--- start of Input data ---

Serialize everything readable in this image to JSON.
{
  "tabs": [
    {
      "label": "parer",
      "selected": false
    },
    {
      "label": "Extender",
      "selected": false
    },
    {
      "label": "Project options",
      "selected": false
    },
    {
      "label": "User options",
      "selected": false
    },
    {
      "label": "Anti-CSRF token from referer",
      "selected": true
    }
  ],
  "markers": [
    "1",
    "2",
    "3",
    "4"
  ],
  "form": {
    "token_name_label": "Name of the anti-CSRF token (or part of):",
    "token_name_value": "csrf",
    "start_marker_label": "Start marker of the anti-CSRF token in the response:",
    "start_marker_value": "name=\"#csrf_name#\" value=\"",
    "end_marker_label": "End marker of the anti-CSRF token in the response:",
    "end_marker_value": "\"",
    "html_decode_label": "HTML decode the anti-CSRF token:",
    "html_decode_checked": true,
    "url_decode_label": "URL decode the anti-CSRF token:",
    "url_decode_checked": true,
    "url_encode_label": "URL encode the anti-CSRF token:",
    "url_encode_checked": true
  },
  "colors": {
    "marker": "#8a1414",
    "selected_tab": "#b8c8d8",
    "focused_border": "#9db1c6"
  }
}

--- end of Input data ---

> **What is required**: Output the data above exactly, please, line for line.

> **Result**:
Serialize everything readable in this image to JSON.
{
  "tabs": [
    {
      "label": "parer",
      "selected": false
    },
    {
      "label": "Extender",
      "selected": false
    },
    {
      "label": "Project options",
      "selected": false
    },
    {
      "label": "User options",
      "selected": false
    },
    {
      "label": "Anti-CSRF token from referer",
      "selected": true
    }
  ],
  "markers": [
    "1",
    "2",
    "3",
    "4"
  ],
  "form": {
    "token_name_label": "Name of the anti-CSRF token (or part of):",
    "token_name_value": "csrf",
    "start_marker_label": "Start marker of the anti-CSRF token in the response:",
    "start_marker_value": "name=\"#csrf_name#\" value=\"",
    "end_marker_label": "End marker of the anti-CSRF token in the response:",
    "end_marker_value": "\"",
    "html_decode_label": "HTML decode the anti-CSRF token:",
    "html_decode_checked": true,
    "url_decode_label": "URL decode the anti-CSRF token:",
    "url_decode_checked": true,
    "url_encode_label": "URL encode the anti-CSRF token:",
    "url_encode_checked": true
  },
  "colors": {
    "marker": "#8a1414",
    "selected_tab": "#b8c8d8",
    "focused_border": "#9db1c6"
  }
}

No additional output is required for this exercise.